§ Given entries:

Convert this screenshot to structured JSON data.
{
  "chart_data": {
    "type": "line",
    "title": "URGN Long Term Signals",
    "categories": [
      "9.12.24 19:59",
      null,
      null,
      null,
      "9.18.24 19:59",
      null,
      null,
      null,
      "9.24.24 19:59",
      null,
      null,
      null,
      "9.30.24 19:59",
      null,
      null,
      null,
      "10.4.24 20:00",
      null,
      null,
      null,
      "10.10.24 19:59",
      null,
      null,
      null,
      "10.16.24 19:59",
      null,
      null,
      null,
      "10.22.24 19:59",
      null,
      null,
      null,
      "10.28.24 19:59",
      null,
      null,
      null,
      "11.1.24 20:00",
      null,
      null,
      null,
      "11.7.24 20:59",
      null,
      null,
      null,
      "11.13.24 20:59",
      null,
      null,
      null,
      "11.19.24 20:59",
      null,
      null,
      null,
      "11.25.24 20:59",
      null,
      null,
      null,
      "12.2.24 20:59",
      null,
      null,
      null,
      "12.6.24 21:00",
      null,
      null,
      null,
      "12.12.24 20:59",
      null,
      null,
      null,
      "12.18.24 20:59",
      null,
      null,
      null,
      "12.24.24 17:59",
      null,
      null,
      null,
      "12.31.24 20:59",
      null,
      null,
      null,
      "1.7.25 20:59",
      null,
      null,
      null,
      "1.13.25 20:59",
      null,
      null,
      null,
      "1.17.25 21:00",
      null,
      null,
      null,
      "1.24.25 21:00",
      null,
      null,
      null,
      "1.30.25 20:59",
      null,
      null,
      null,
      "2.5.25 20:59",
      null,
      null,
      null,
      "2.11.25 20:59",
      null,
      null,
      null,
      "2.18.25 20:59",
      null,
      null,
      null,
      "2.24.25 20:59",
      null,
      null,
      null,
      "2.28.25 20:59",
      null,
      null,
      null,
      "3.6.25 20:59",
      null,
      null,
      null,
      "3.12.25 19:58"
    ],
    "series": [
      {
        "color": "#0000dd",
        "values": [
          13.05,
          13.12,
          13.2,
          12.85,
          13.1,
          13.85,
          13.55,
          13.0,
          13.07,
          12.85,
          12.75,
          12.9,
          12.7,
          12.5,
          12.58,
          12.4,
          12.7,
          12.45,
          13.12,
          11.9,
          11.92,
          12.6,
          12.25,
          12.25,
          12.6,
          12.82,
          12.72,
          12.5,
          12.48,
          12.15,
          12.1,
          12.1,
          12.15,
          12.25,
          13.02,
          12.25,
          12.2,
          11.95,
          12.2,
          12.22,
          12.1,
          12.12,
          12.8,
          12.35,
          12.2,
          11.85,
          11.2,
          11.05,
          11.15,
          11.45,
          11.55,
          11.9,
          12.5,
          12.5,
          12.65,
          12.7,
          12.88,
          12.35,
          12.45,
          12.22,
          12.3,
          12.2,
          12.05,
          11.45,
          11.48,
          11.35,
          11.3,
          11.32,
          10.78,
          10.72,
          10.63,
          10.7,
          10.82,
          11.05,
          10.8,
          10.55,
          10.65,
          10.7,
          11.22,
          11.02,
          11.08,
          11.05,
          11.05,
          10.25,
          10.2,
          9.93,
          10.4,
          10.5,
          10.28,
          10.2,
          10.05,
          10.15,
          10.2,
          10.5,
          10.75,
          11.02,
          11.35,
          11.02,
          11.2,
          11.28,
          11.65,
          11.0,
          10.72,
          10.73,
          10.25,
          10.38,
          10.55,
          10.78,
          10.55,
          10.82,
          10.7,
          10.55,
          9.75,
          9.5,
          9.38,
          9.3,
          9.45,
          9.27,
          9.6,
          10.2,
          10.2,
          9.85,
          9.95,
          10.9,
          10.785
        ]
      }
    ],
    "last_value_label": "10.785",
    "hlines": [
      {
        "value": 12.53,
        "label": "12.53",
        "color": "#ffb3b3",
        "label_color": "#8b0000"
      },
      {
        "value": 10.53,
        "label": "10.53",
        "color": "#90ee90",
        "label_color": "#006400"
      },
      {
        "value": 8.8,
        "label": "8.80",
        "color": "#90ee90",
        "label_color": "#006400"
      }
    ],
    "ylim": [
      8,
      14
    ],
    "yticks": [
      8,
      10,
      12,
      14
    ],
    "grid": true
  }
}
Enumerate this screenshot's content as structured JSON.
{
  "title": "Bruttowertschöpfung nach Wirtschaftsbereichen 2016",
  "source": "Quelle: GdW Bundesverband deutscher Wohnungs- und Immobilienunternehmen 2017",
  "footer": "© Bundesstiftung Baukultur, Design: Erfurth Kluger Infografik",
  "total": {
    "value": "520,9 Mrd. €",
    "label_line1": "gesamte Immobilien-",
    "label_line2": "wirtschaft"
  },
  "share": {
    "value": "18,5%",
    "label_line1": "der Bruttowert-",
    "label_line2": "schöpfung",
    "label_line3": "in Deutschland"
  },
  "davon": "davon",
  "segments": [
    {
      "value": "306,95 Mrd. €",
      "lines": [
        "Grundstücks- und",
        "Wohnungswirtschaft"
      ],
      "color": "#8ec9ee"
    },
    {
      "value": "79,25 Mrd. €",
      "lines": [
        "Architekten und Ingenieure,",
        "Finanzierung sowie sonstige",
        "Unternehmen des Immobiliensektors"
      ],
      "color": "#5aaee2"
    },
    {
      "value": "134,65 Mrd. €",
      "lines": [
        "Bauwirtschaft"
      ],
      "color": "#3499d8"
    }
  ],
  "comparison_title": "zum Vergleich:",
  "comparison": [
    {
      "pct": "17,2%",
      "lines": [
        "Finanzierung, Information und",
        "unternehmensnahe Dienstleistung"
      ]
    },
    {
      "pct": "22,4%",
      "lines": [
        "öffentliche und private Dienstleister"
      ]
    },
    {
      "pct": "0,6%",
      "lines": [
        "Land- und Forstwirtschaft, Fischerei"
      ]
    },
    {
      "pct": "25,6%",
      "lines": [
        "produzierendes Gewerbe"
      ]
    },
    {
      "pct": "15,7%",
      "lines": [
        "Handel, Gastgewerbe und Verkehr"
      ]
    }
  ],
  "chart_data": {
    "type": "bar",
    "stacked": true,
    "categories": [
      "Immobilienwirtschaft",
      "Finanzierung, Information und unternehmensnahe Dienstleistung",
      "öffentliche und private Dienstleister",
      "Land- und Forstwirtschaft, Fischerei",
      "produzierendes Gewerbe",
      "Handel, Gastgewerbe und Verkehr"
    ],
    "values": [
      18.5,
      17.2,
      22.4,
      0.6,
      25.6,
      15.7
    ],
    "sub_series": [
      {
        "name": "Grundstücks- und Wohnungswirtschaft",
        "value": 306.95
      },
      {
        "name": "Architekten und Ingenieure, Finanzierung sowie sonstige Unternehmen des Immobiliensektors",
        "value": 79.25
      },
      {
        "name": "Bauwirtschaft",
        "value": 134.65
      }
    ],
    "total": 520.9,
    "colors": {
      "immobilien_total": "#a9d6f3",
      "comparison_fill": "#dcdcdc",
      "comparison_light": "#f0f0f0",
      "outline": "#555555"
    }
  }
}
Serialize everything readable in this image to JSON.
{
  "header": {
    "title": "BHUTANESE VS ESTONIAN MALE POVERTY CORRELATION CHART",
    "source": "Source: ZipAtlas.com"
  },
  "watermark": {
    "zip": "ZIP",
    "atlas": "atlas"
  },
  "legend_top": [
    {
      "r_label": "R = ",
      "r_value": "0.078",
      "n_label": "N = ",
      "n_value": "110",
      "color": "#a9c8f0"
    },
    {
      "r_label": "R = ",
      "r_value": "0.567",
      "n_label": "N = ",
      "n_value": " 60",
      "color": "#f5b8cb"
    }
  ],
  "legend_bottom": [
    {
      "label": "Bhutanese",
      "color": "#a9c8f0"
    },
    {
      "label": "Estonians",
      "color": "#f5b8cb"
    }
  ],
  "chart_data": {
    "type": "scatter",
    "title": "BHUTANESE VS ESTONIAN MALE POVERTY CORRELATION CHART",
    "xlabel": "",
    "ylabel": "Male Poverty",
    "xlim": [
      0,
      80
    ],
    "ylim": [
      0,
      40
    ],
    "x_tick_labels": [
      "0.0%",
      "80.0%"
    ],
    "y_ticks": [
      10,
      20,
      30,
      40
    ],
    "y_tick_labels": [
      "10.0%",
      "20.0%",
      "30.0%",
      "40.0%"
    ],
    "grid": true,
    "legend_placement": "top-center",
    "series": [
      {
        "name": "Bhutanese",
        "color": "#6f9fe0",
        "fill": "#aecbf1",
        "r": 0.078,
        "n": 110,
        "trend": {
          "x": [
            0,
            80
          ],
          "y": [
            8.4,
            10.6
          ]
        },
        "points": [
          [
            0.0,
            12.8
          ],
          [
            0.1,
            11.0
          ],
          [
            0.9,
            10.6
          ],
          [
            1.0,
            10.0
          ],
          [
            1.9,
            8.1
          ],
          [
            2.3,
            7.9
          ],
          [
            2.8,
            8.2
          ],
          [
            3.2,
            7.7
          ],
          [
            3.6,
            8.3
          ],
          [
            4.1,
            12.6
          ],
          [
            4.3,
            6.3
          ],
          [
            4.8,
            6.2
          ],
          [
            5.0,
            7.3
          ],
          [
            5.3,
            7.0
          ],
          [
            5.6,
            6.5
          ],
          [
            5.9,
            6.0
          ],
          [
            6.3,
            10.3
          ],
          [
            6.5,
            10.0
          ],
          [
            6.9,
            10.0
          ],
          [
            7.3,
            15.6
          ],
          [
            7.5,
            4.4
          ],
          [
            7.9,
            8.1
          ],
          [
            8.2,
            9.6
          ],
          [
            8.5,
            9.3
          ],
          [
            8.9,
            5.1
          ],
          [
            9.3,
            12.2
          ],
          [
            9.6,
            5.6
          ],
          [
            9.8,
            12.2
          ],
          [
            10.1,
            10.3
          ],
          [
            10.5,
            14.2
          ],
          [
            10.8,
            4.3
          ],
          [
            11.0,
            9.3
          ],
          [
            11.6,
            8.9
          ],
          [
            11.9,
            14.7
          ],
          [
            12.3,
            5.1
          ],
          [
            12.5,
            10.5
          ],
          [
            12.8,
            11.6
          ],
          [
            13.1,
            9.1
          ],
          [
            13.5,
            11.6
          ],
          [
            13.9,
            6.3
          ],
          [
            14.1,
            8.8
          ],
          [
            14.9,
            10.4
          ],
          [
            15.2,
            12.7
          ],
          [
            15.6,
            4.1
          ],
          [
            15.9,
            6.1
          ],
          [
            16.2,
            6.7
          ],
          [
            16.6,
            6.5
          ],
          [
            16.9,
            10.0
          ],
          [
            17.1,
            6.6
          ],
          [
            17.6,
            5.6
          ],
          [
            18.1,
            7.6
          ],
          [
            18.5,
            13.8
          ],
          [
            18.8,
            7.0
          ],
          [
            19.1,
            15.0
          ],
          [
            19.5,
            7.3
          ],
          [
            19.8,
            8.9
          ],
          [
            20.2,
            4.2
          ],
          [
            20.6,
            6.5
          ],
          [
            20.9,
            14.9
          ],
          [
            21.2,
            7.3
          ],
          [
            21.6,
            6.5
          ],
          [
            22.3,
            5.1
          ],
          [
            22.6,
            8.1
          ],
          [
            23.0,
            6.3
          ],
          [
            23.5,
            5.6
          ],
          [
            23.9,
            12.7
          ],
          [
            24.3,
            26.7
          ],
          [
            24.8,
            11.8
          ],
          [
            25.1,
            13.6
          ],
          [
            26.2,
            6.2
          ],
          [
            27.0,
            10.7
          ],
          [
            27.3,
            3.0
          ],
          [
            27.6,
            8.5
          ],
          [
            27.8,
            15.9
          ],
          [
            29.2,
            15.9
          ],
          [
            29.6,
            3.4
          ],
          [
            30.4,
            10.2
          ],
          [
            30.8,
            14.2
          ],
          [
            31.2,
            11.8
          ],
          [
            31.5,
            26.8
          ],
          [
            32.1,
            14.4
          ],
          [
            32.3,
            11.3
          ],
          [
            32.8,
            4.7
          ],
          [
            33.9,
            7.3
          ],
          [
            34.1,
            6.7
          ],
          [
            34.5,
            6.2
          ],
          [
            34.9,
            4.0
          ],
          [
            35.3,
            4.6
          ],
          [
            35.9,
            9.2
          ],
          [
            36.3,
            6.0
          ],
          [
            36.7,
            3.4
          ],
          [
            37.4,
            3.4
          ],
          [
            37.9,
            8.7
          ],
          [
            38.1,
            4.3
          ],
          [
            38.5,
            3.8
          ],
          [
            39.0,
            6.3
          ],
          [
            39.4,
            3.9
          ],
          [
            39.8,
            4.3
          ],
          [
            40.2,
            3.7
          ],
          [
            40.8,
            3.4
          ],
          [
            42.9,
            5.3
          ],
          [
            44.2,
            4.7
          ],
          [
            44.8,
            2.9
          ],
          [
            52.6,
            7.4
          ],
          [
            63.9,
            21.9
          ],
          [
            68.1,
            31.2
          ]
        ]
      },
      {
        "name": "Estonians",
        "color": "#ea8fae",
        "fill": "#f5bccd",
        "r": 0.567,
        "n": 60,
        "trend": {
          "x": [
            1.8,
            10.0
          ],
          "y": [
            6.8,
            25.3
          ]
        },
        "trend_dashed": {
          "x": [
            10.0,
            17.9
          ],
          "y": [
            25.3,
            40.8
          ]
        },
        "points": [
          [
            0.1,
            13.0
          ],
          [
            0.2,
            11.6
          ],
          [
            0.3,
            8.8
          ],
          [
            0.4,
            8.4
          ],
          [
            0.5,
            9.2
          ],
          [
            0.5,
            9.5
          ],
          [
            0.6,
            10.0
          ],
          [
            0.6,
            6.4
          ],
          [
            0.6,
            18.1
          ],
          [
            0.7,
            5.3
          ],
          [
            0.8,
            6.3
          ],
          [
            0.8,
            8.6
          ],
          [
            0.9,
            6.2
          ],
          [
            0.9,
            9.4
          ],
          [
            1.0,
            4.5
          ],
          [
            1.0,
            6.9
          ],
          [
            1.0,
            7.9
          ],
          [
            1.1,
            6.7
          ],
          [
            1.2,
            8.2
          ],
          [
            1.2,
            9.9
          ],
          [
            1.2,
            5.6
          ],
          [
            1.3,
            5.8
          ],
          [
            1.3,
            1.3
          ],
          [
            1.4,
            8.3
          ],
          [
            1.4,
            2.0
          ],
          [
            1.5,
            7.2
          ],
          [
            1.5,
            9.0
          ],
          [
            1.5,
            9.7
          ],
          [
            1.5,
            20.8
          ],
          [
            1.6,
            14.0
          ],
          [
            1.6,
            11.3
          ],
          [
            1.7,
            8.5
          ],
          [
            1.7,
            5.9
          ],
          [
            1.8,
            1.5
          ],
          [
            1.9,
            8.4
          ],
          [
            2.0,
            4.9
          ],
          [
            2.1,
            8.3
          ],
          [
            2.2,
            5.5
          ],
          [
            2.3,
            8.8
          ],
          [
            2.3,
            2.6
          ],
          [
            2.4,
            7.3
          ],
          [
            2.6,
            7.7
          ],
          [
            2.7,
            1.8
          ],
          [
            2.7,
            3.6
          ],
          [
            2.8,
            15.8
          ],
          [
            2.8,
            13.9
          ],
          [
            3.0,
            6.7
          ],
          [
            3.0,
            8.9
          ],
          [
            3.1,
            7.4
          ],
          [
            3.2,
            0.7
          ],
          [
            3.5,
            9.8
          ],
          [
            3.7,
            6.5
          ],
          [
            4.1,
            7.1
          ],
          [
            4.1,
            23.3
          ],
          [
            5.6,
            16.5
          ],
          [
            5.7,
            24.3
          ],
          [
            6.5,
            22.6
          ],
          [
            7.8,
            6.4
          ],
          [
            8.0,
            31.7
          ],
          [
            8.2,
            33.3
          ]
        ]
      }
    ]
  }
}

§ Task statement: What is the number of lines in the data that hold the word "Wohnungswirtschaft"? Reply with that number and nothing else.

§ The result: 2